PROBLEM TO SOLVE — Single out the lines that include the word "taxes". Copy them.

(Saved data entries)

- - -

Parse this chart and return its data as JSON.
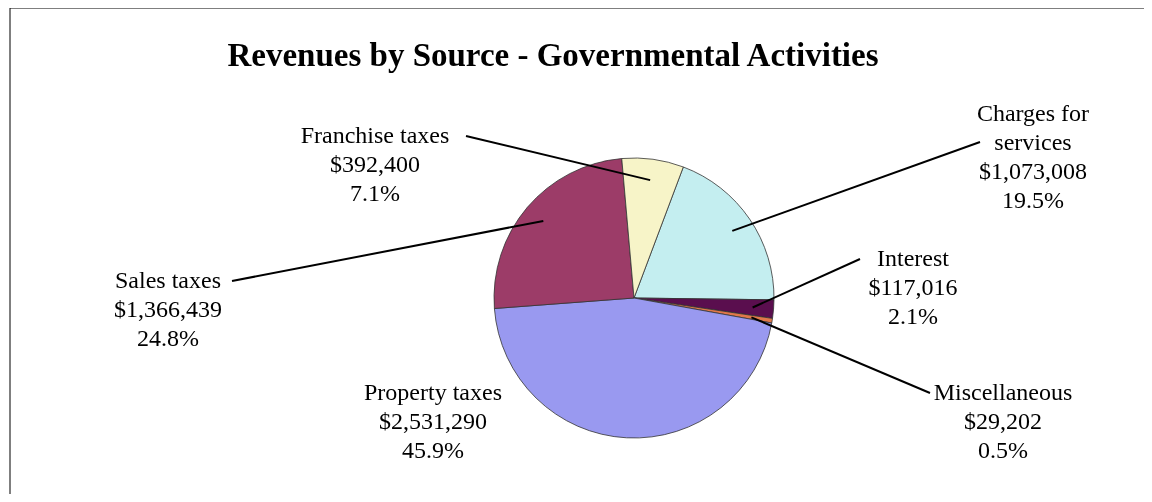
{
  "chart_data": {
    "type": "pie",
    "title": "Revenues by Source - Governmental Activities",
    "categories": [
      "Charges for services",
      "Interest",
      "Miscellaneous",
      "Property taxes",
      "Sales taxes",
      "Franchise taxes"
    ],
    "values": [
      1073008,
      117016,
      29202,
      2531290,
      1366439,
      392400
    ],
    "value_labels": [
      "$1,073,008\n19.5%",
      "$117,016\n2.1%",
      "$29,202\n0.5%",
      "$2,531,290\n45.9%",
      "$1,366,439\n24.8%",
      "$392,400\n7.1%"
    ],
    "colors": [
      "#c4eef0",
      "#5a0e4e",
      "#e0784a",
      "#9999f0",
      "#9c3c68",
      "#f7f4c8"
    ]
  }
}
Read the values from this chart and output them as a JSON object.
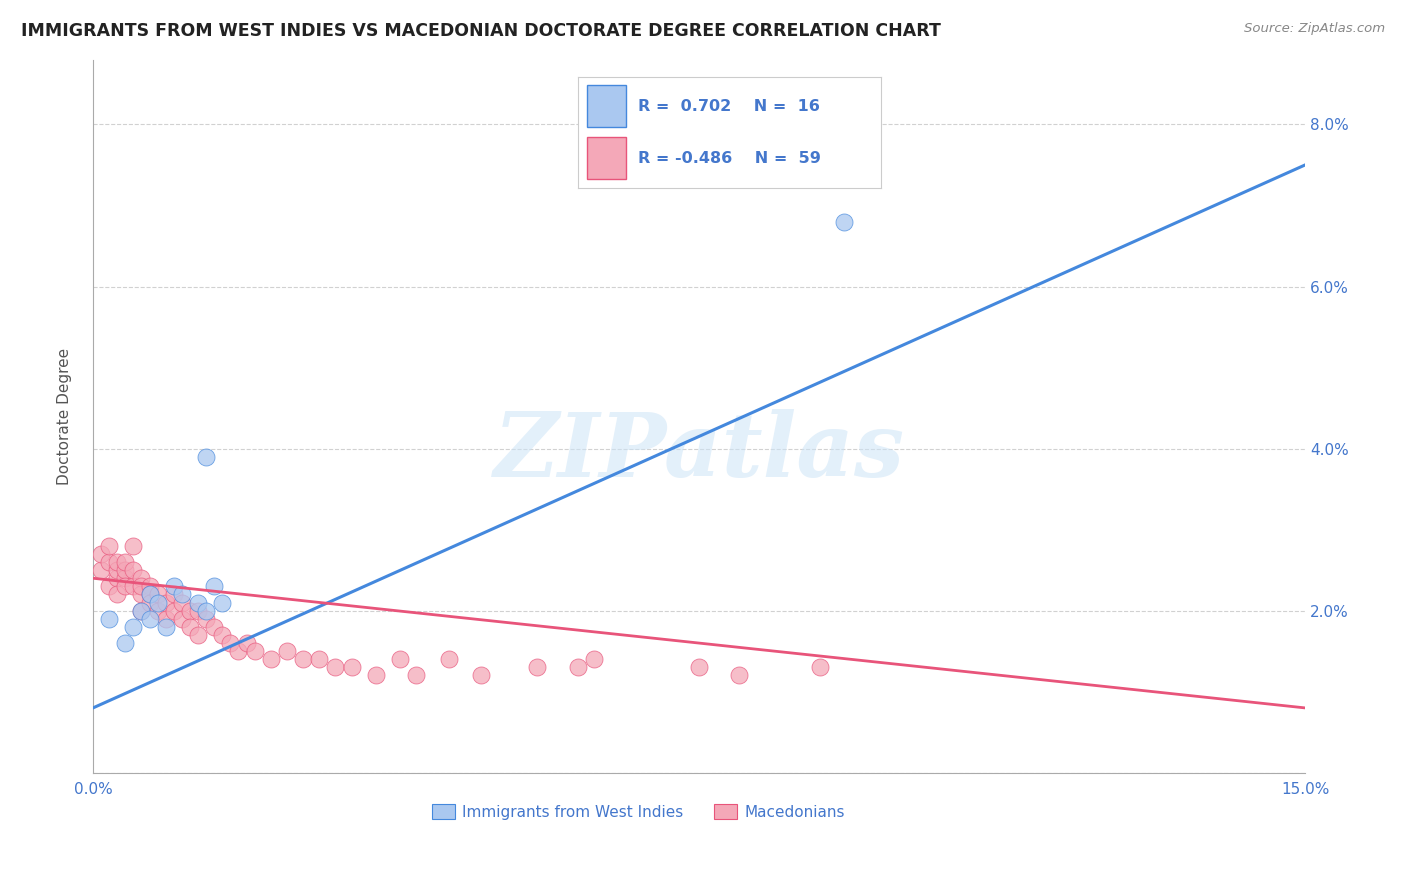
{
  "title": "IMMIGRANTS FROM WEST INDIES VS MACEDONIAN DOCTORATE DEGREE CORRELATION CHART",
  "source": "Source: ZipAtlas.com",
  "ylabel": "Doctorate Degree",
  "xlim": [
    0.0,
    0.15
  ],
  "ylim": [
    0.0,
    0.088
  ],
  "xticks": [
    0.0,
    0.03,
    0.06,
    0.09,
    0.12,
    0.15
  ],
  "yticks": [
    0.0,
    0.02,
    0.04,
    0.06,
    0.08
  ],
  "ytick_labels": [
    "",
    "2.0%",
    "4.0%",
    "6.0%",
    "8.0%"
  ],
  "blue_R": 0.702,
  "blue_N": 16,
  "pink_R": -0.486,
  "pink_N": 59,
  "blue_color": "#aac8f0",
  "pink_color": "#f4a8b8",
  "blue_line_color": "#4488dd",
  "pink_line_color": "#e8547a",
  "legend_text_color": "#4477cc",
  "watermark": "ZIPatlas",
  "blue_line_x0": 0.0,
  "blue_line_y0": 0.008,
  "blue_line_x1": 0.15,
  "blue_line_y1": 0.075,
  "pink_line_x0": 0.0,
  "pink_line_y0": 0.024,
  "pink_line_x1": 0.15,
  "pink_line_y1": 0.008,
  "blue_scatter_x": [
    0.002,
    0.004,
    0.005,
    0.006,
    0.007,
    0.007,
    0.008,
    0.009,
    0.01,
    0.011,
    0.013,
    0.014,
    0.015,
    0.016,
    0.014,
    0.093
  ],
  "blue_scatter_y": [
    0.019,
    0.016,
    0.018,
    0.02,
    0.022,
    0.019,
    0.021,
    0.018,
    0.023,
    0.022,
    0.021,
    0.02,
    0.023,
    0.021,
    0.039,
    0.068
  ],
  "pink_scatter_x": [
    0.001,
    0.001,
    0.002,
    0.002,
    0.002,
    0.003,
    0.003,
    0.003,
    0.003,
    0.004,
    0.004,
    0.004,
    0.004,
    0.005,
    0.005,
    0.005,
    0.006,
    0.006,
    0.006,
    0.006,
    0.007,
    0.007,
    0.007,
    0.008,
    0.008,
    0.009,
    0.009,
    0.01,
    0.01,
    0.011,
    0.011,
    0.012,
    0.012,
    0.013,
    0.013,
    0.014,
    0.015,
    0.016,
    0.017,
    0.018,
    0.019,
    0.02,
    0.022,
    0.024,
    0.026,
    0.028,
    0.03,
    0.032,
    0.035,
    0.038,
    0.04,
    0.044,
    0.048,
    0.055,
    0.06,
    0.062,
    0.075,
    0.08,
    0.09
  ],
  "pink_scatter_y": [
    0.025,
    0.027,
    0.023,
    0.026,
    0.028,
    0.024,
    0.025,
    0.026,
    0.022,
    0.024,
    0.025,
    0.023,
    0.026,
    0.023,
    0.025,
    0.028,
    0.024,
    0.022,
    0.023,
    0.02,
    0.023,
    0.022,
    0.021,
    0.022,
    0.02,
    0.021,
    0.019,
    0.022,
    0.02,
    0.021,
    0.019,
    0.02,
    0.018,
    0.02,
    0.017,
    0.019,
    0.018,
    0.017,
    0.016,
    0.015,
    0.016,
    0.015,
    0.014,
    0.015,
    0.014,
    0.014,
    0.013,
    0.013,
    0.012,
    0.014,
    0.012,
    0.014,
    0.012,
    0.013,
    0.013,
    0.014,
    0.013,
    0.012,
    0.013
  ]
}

- - -

SOLUTION TO THIS EXERCISE —
      "Property taxes",
      "Sales taxes",
      "Franchise taxes"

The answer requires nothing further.